## Listed records:
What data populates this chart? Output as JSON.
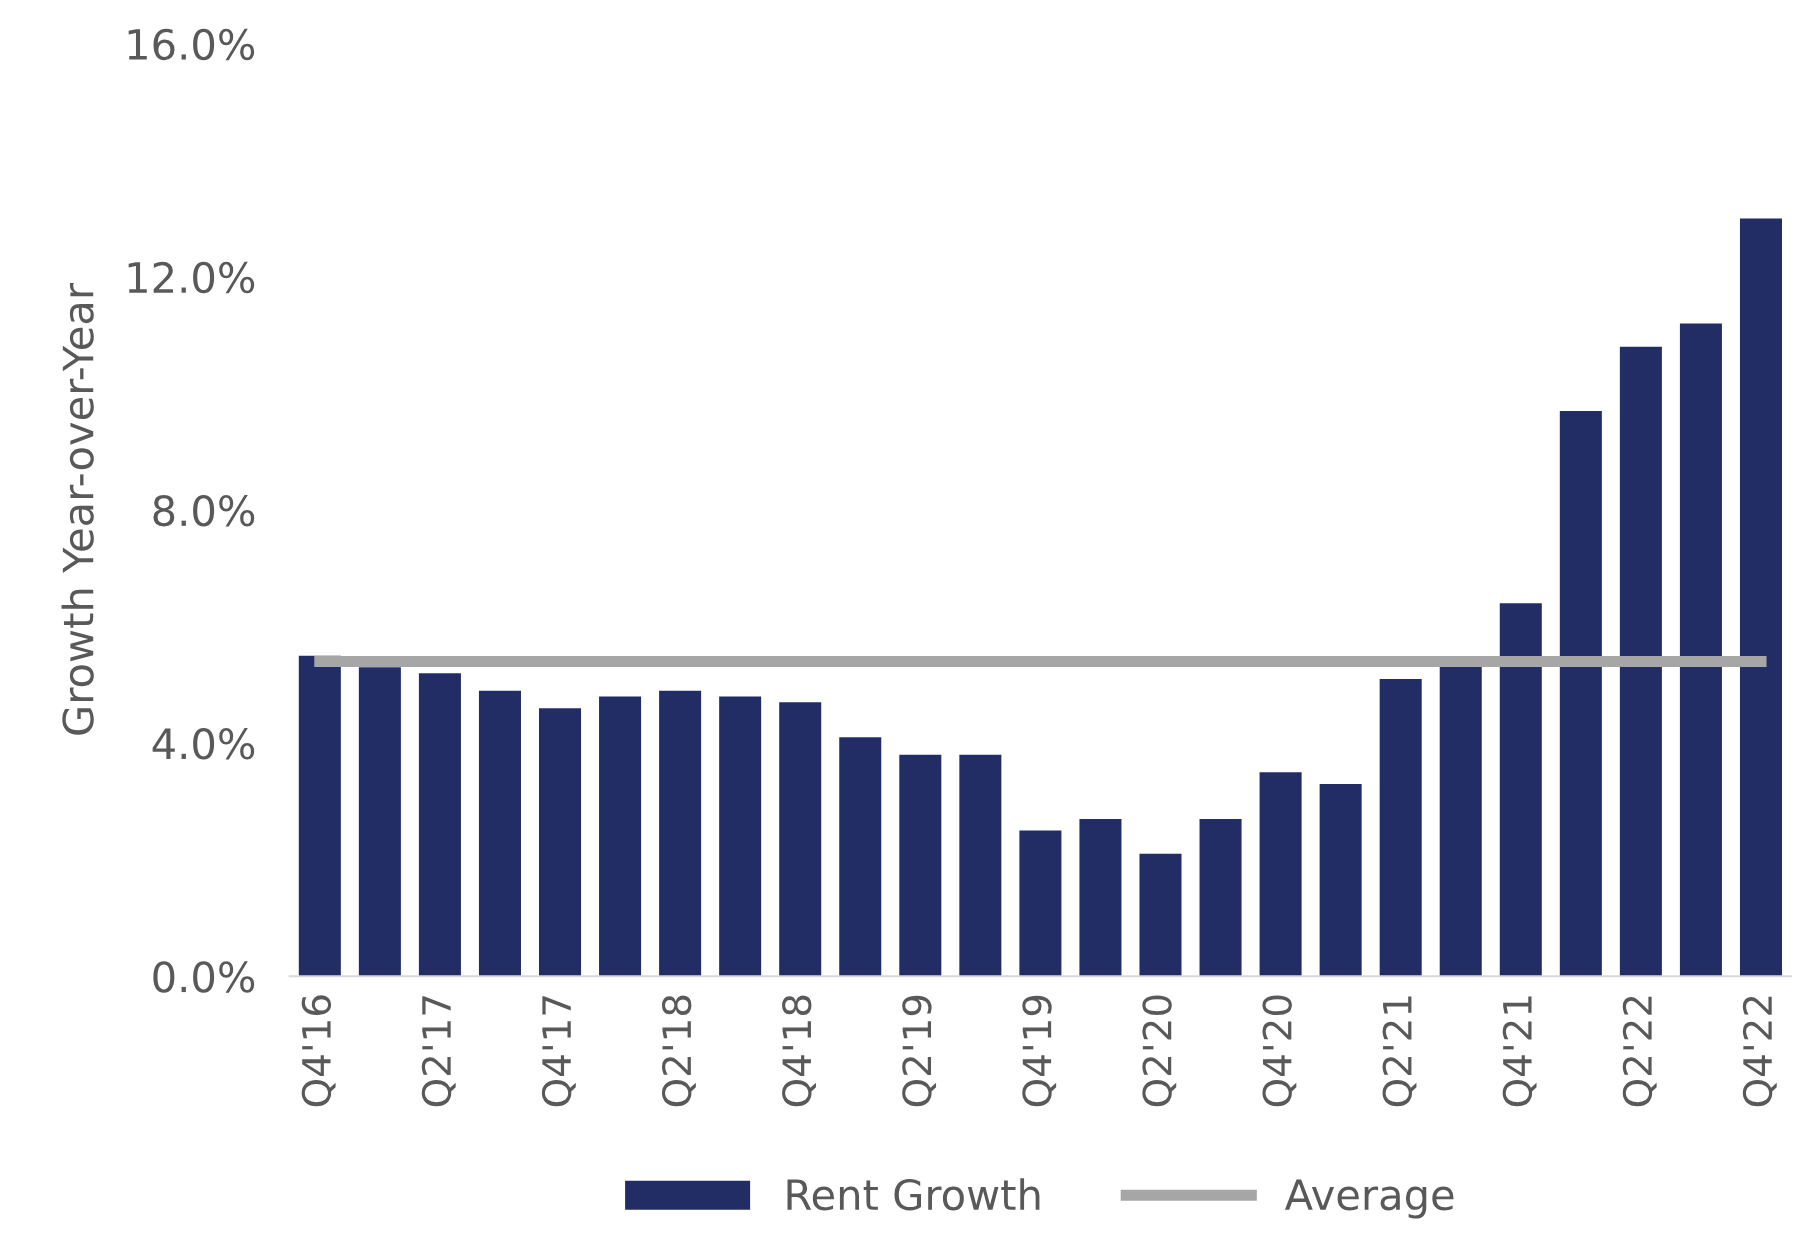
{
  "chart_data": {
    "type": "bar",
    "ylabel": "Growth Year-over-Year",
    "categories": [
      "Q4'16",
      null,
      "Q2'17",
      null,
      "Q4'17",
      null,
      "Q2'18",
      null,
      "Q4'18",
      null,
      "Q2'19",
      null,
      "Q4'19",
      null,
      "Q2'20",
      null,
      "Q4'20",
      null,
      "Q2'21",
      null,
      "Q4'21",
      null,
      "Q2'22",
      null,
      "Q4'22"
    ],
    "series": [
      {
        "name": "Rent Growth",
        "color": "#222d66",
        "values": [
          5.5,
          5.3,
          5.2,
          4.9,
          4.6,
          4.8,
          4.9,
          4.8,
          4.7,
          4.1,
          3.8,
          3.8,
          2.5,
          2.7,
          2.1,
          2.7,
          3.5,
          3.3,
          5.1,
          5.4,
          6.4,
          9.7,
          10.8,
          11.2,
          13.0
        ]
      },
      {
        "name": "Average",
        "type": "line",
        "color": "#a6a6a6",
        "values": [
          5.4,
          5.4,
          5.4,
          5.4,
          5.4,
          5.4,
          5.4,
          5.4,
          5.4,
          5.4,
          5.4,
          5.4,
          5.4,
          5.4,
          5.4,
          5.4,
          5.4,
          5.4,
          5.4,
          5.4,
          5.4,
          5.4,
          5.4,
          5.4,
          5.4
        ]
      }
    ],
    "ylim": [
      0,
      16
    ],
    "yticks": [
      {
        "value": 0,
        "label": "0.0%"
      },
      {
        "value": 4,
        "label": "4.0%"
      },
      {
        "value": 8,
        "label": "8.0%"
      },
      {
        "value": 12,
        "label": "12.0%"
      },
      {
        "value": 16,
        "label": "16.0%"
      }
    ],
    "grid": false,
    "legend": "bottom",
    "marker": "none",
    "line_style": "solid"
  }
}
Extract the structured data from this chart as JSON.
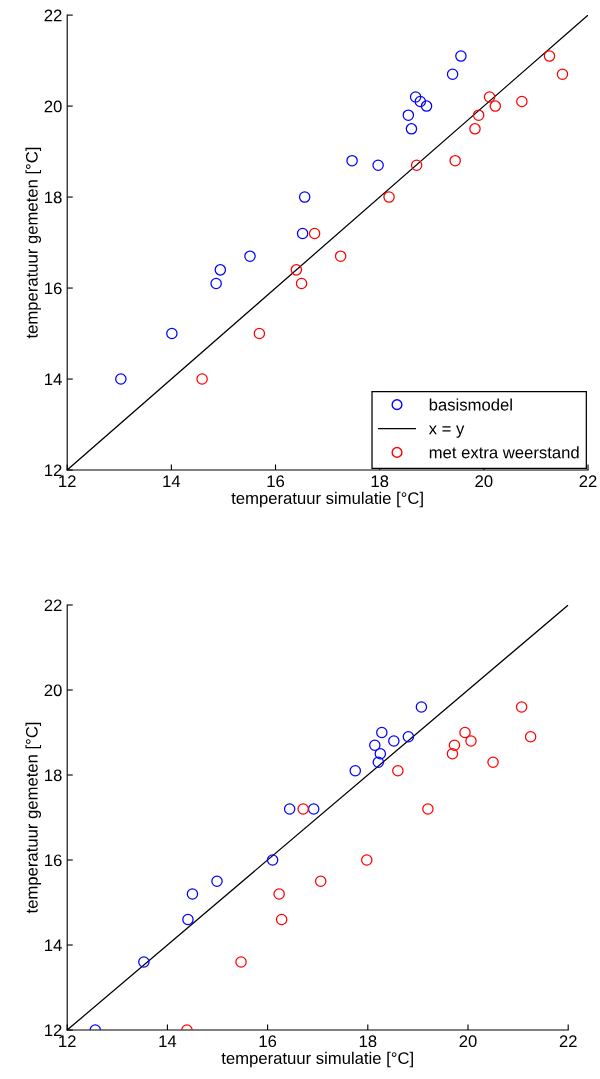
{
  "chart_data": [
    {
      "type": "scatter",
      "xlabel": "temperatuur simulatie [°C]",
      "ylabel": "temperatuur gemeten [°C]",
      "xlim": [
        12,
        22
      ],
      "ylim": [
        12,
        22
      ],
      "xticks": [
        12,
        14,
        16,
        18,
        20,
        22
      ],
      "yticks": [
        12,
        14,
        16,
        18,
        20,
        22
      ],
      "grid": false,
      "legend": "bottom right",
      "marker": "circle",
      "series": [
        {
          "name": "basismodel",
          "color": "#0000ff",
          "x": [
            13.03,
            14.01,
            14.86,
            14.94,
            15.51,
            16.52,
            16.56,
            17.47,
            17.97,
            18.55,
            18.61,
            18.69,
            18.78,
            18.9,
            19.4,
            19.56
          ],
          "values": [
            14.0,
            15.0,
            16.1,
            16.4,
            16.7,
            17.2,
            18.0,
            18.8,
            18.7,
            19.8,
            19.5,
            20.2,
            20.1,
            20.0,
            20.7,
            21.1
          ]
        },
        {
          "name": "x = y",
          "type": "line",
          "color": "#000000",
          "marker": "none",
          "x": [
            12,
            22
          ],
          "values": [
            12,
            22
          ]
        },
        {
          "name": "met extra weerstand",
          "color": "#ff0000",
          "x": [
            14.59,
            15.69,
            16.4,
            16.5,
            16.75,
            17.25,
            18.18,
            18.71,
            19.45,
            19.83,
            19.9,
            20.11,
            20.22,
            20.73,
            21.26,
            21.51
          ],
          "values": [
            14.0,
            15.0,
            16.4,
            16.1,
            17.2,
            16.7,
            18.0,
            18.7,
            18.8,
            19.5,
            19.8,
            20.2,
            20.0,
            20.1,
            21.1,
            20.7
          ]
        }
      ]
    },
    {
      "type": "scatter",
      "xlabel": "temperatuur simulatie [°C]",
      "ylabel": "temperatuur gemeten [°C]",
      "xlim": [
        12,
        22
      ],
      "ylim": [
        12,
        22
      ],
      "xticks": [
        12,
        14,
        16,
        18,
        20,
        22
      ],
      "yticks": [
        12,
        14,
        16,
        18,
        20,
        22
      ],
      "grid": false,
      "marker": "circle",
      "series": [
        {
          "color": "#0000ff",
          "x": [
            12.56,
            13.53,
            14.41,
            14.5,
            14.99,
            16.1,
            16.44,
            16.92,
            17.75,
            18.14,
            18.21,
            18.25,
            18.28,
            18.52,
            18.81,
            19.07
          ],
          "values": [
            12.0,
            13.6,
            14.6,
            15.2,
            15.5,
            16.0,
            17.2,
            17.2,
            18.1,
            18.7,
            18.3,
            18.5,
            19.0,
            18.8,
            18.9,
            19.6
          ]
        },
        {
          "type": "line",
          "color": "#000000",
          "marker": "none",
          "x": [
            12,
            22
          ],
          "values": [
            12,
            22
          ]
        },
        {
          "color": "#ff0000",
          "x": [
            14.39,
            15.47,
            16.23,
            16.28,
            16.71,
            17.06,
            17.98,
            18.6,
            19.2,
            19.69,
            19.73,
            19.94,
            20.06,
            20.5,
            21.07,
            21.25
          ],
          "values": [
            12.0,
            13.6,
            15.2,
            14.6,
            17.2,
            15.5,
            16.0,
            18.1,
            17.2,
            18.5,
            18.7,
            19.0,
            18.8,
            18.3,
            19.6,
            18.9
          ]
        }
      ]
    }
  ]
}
--
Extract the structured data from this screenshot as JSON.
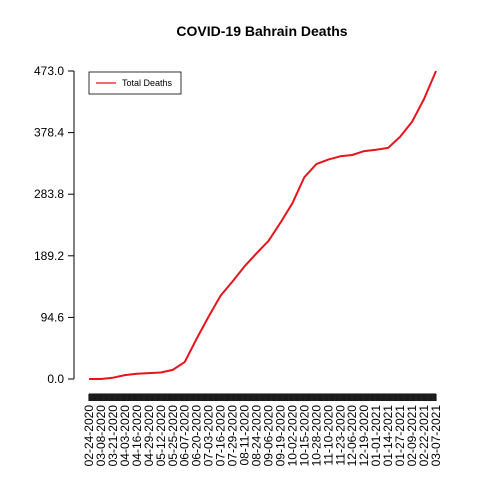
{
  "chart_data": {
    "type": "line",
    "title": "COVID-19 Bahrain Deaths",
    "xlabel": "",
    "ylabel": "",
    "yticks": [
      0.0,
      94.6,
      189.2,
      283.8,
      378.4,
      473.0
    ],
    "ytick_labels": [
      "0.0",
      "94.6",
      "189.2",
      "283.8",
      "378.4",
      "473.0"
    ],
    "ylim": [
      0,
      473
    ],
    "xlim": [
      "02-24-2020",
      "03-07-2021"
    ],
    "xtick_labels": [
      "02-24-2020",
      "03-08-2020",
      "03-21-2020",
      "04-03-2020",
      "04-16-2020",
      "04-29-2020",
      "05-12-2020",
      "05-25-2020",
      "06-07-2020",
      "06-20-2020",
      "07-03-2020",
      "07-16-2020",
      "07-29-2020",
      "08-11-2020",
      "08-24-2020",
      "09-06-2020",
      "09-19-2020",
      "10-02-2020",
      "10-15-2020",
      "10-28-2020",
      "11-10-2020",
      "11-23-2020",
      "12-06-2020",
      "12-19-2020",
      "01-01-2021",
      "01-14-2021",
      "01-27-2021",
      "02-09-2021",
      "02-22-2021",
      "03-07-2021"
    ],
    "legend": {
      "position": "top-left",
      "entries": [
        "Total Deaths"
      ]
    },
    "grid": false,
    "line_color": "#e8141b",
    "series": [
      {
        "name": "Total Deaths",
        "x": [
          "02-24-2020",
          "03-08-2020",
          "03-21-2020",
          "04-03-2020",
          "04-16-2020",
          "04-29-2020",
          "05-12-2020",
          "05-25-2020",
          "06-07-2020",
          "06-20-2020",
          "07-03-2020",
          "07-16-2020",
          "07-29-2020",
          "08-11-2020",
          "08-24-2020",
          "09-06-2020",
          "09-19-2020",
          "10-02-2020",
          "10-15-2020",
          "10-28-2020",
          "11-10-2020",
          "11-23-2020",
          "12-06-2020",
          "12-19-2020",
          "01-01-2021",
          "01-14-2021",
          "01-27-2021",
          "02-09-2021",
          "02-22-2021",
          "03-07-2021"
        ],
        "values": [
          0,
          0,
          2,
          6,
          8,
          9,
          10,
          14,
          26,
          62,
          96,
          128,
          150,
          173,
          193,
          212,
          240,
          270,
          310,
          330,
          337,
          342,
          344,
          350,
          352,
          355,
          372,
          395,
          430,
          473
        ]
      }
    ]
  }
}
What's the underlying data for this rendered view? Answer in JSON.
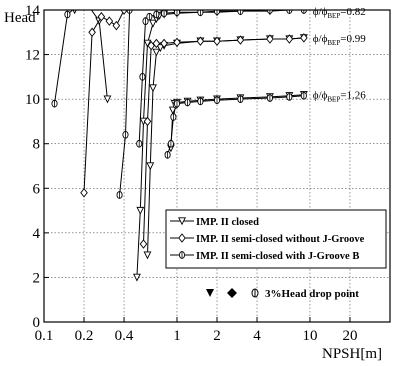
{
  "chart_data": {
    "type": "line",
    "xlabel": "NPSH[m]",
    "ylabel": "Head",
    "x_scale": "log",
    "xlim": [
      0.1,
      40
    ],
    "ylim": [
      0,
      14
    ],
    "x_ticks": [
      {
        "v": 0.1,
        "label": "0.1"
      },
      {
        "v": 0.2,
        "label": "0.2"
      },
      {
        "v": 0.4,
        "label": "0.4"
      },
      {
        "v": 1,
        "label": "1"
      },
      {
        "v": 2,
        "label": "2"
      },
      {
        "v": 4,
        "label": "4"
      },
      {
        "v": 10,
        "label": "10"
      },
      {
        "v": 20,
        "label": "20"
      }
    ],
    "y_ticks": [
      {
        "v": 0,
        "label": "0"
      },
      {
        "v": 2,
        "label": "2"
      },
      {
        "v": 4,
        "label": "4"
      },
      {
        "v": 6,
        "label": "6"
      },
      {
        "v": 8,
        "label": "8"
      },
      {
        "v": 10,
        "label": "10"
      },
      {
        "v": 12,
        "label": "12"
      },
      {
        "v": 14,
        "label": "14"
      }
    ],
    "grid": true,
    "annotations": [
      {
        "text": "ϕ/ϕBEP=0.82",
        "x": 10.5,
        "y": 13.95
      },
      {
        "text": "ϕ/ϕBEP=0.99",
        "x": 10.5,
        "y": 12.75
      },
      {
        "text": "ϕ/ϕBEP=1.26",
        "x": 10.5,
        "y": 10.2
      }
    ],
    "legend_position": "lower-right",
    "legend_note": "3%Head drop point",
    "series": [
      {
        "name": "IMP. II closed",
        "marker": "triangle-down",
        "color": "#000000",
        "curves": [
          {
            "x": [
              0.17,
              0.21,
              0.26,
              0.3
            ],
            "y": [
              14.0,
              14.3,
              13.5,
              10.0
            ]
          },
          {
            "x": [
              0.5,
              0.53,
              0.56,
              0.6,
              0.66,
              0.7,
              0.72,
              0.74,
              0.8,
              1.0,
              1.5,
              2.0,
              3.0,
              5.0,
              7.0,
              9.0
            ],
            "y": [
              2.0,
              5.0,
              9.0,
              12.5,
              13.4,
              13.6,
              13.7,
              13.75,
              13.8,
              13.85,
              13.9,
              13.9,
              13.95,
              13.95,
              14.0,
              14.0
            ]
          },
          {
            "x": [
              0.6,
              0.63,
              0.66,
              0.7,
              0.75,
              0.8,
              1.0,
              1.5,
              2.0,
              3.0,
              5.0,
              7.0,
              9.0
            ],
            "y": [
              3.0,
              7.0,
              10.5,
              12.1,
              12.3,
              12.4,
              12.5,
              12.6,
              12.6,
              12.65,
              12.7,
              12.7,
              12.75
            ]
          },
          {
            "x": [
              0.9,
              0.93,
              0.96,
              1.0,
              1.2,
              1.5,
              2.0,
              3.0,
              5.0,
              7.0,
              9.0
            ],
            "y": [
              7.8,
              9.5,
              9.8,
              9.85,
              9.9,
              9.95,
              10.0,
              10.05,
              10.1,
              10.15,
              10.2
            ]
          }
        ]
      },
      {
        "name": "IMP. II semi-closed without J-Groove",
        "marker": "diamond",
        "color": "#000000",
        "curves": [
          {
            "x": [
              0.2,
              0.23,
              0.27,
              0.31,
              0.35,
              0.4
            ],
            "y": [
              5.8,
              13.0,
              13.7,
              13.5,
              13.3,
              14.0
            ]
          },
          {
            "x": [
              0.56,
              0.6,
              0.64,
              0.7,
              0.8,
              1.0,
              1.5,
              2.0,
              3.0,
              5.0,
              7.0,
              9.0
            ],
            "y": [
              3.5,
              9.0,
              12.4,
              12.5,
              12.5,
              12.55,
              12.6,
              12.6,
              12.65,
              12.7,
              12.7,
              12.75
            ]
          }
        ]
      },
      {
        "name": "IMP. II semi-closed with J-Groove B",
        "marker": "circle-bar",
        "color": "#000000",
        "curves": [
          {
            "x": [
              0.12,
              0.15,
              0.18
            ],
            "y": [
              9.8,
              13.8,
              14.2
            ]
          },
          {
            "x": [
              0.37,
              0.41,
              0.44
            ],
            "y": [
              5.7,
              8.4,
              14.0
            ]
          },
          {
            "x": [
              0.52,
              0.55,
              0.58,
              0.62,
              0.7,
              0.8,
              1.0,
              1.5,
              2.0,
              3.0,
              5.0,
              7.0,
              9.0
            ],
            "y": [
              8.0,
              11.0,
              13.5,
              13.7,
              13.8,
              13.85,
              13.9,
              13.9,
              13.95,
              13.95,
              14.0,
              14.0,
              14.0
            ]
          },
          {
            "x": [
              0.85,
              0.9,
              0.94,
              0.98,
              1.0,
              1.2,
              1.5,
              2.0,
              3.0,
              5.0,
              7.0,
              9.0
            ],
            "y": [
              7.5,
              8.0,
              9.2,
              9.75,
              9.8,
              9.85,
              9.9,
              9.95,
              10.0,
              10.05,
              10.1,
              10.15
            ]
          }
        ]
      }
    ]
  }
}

## Short problem:
Isolate each line of the listing above that includes "Groove". Copy it.

## Task output:
        "name": "IMP. II semi-closed without J-Groove",
        "name": "IMP. II semi-closed with J-Groove B",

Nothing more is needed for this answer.